Data excerpts:
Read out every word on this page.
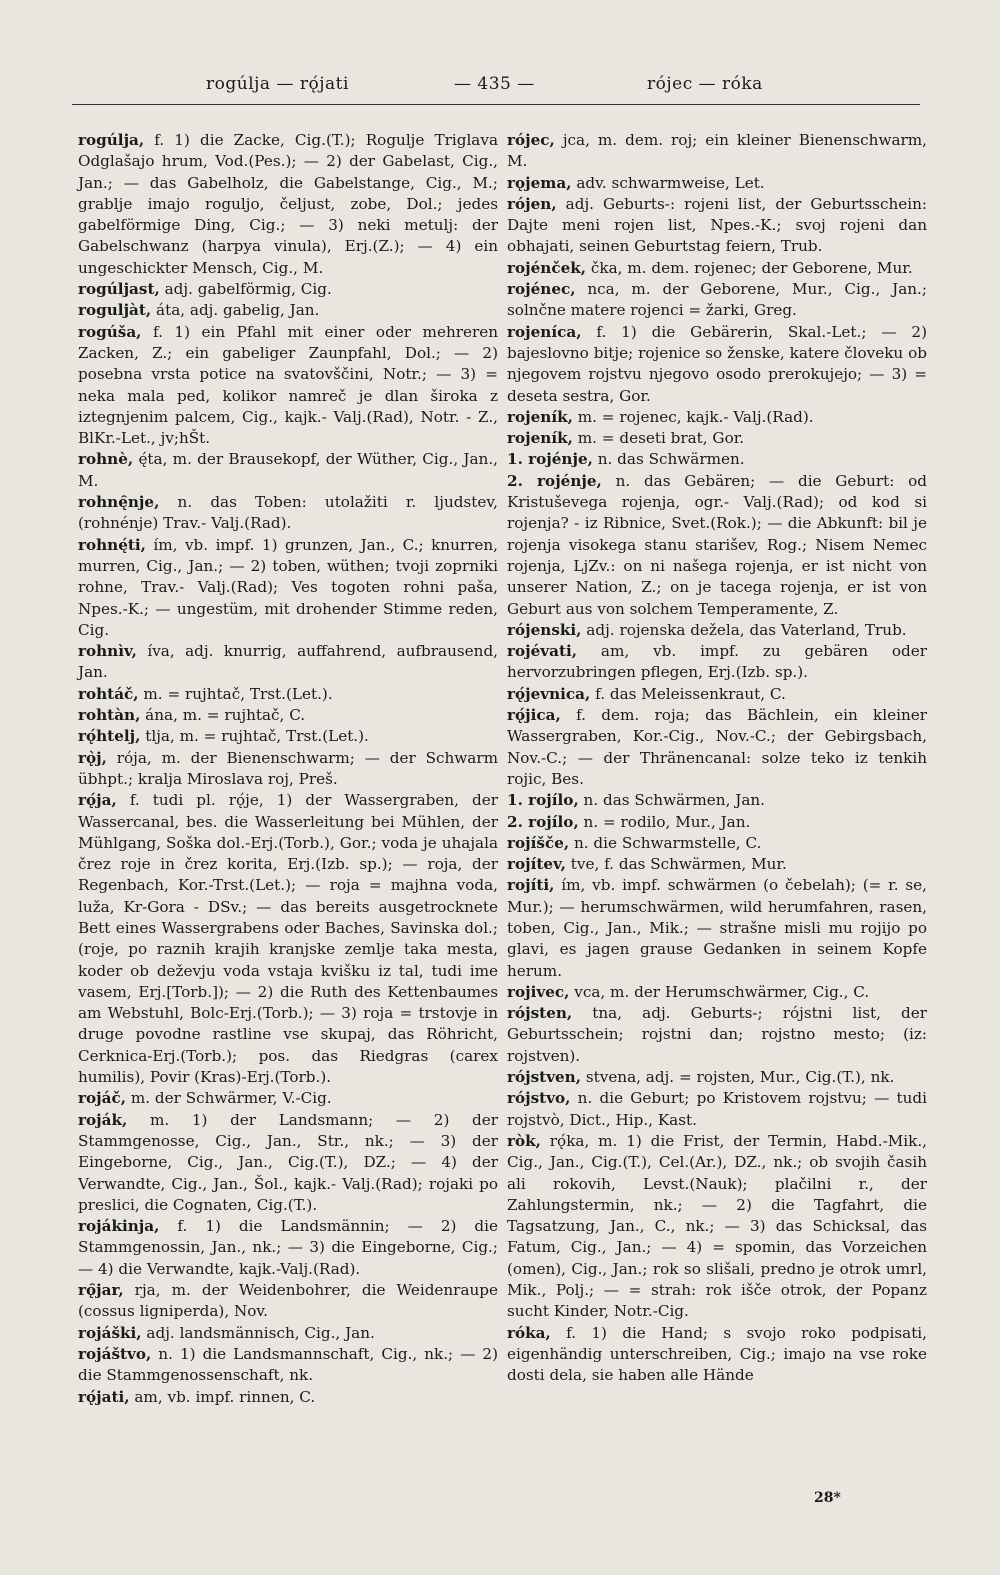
rogúlja — rǫ́jati	— 435 —	rójec — róka

rogúlja, f. 1) die Zacke, Cig.(T.); Rogulje Triglava Odglašajo hrum, Vod.(Pes.); — 2) der Gabelast, Cig., Jan.; — das Gabelholz, die Gabelstange, Cig., M.; grablje imajo roguljo, čeljust, zobe, Dol.; jedes gabelförmige Ding, Cig.; — 3) neki metulj: der Gabelschwanz (harpya vinula), Erj.(Z.); — 4) ein ungeschickter Mensch, Cig., M.

rogúljast, adj. gabelförmig, Cig.

roguljàt, áta, adj. gabelig, Jan.

rogúša, f. 1) ein Pfahl mit einer oder mehreren Zacken, Z.; ein gabeliger Zaunpfahl, Dol.; — 2) posebna vrsta potice na svatovščini, Notr.; — 3) = neka mala ped, kolikor namreč je dlan široka z iztegnjenim palcem, Cig., kajk.- Valj.(Rad), Notr. - Z., BlKr.-Let., jv;hŠt.

rohnè, ę́ta, m. der Brausekopf, der Wüther, Cig., Jan., M.

rohnę̑nje, n. das Toben: utolažiti r. ljudstev, (rohnénje) Trav.- Valj.(Rad).

rohnę́ti, ím, vb. impf. 1) grunzen, Jan., C.; knurren, murren, Cig., Jan.; — 2) toben, wüthen; tvoji zoprniki rohne, Trav.- Valj.(Rad); Ves togoten rohni paša, Npes.-K.; — ungestüm, mit drohender Stimme reden, Cig.

rohnìv, íva, adj. knurrig, auffahrend, aufbrausend, Jan.

rohtáč, m. = rujhtač, Trst.(Let.).

rohtàn, ána, m. = rujhtač, C.

rǫ́htelj, tlja, m. = rujhtač, Trst.(Let.).

rǫ̀j, rója, m. der Bienenschwarm; — der Schwarm übhpt.; kralja Miroslava roj, Preš.

rǫ́ja, f. tudi pl. rǫ́je, 1) der Wassergraben, der Wassercanal, bes. die Wasserleitung bei Mühlen, der Mühlgang, Soška dol.-Erj.(Torb.), Gor.; voda je uhajala črez roje in črez korita, Erj.(Izb. sp.); — roja, der Regenbach, Kor.-Trst.(Let.); — roja = majhna voda, luža, Kr-Gora - DSv.; — das bereits ausgetrocknete Bett eines Wassergrabens oder Baches, Savinska dol.; (roje, po raznih krajih kranjske zemlje taka mesta, koder ob deževju voda vstaja kvišku iz tal, tudi ime vasem, Erj.[Torb.]); — 2) die Ruth des Kettenbaumes am Webstuhl, Bolc-Erj.(Torb.); — 3) roja = trstovje in druge povodne rastline vse skupaj, das Röhricht, Cerknica-Erj.(Torb.); pos. das Riedgras (carex humilis), Povir (Kras)-Erj.(Torb.).

rojáč, m. der Schwärmer, V.-Cig.

roják, m. 1) der Landsmann; — 2) der Stammgenosse, Cig., Jan., Str., nk.; — 3) der Eingeborne, Cig., Jan., Cig.(T.), DZ.; — 4) der Verwandte, Cig., Jan., Šol., kajk.- Valj.(Rad); rojaki po preslici, die Cognaten, Cig.(T.).

rojákinja, f. 1) die Landsmännin; — 2) die Stammgenossin, Jan., nk.; — 3) die Eingeborne, Cig.; — 4) die Verwandte, kajk.-Valj.(Rad).

rǫ̑jar, rja, m. der Weidenbohrer, die Weidenraupe (cossus ligniperda), Nov.

rojáški, adj. landsmännisch, Cig., Jan.

rojáštvo, n. 1) die Landsmannschaft, Cig., nk.; — 2) die Stammgenossenschaft, nk.

rǫ́jati, am, vb. impf. rinnen, C.

rójec, jca, m. dem. roj; ein kleiner Bienenschwarm, M.

rǫjema, adv. schwarmweise, Let.

rójen, adj. Geburts-: rojeni list, der Geburtsschein: Dajte meni rojen list, Npes.-K.; svoj rojeni dan obhajati, seinen Geburtstag feiern, Trub.

rojénček, čka, m. dem. rojenec; der Geborene, Mur.

rojénec, nca, m. der Geborene, Mur., Cig., Jan.; solnčne matere rojenci = žarki, Greg.

rojeníca, f. 1) die Gebärerin, Skal.-Let.; — 2) bajeslovno bitje; rojenice so ženske, katere človeku ob njegovem rojstvu njegovo osodo prerokujejo; — 3) = deseta sestra, Gor.

rojeník, m. = rojenec, kajk.- Valj.(Rad).

rojeník, m. = deseti brat, Gor.

1. rojénje, n. das Schwärmen.

2. rojénje, n. das Gebären; — die Geburt: od Kristuševega rojenja, ogr.- Valj.(Rad); od kod si rojenja? - iz Ribnice, Svet.(Rok.); — die Abkunft: bil je rojenja visokega stanu starišev, Rog.; Nisem Nemec rojenja, LjZv.: on ni našega rojenja, er ist nicht von unserer Nation, Z.; on je tacega rojenja, er ist von Geburt aus von solchem Temperamente, Z.

rójenski, adj. rojenska dežela, das Vaterland, Trub.

rojévati, am, vb. impf. zu gebären oder hervorzubringen pflegen, Erj.(Izb. sp.).

rǫ́jevnica, f. das Meleissenkraut, C.

rǫ́jica, f. dem. roja; das Bächlein, ein kleiner Wassergraben, Kor.-Cig., Nov.-C.; der Gebirgsbach, Nov.-C.; — der Thränencanal: solze teko iz tenkih rojic, Bes.

1. rojílo, n. das Schwärmen, Jan.

2. rojílo, n. = rodilo, Mur., Jan.

rojíšče, n. die Schwarmstelle, C.

rojítev, tve, f. das Schwärmen, Mur.

rojíti, ím, vb. impf. schwärmen (o čebelah); (= r. se, Mur.); — herumschwärmen, wild herumfahren, rasen, toben, Cig., Jan., Mik.; — strašne misli mu rojijo po glavi, es jagen grause Gedanken in seinem Kopfe herum.

rojivec, vca, m. der Herumschwärmer, Cig., C.

rójsten, tna, adj. Geburts-; rójstni list, der Geburtsschein; rojstni dan; rojstno mesto; (iz: rojstven).

rójstven, stvena, adj. = rojsten, Mur., Cig.(T.), nk.

rójstvo, n. die Geburt; po Kristovem rojstvu; — tudi rojstvò, Dict., Hip., Kast.

ròk, rǫ́ka, m. 1) die Frist, der Termin, Habd.-Mik., Cig., Jan., Cig.(T.), Cel.(Ar.), DZ., nk.; ob svojih časih ali rokovih, Levst.(Nauk); plačilni r., der Zahlungstermin, nk.; — 2) die Tagfahrt, die Tagsatzung, Jan., C., nk.; — 3) das Schicksal, das Fatum, Cig., Jan.; — 4) = spomin, das Vorzeichen (omen), Cig., Jan.; rok so slišali, predno je otrok umrl, Mik., Polj.; — = strah: rok išče otrok, der Popanz sucht Kinder, Notr.-Cig.

róka, f. 1) die Hand; s svojo roko podpisati, eigenhändig unterschreiben, Cig.; imajo na vse roke dosti dela, sie haben alle Hände

28*
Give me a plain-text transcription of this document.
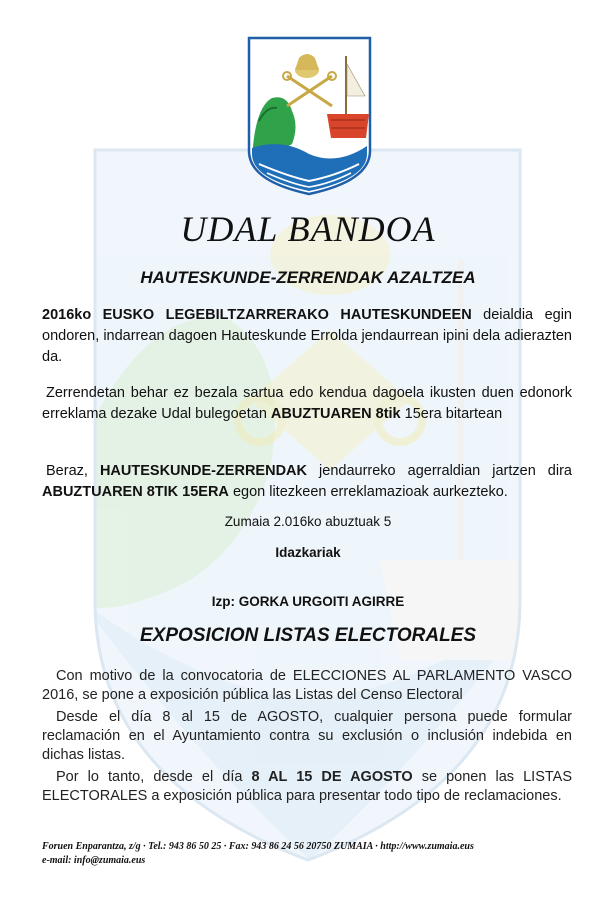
UDAL BANDOA
HAUTESKUNDE-ZERRENDAK AZALTZEA
2016ko EUSKO LEGEBILTZARRERAKO HAUTESKUNDEEN deialdia egin ondoren, indarrean dagoen Hauteskunde Errolda jendaurrean ipini dela adierazten da.
Zerrendetan behar ez bezala sartua edo kendua dagoela ikusten duen edonork erreklama dezake Udal bulegoetan ABUZTUAREN 8tik 15era bitartean
Beraz, HAUTESKUNDE-ZERRENDAK jendaurreko agerraldian jartzen dira ABUZTUAREN 8TIK 15ERA egon litezkeen erreklamazioak aurkezteko.
Zumaia 2.016ko abuztuak 5
Idazkariak
Izp: GORKA URGOITI AGIRRE
EXPOSICION LISTAS ELECTORALES
Con motivo de la convocatoria de ELECCIONES AL PARLAMENTO VASCO 2016, se pone a exposición pública las Listas del Censo Electoral
Desde el día 8 al 15 de AGOSTO, cualquier persona puede formular reclamación en el Ayuntamiento contra su exclusión o inclusión indebida en dichas listas.
Por lo tanto, desde el día 8 AL 15 DE AGOSTO se ponen las LISTAS ELECTORALES a exposición pública para presentar todo tipo de reclamaciones.
Foruen Enparantza, z/g · Tel.: 943 86 50 25 · Fax: 943 86 24 56 20750 ZUMAIA · http://www.zumaia.eus
e-mail: info@zumaia.eus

#### [CHALLENGE]
State the number of lines above that hold the string "kleiner", with nothing added.

#### [TASK ANSWER]
2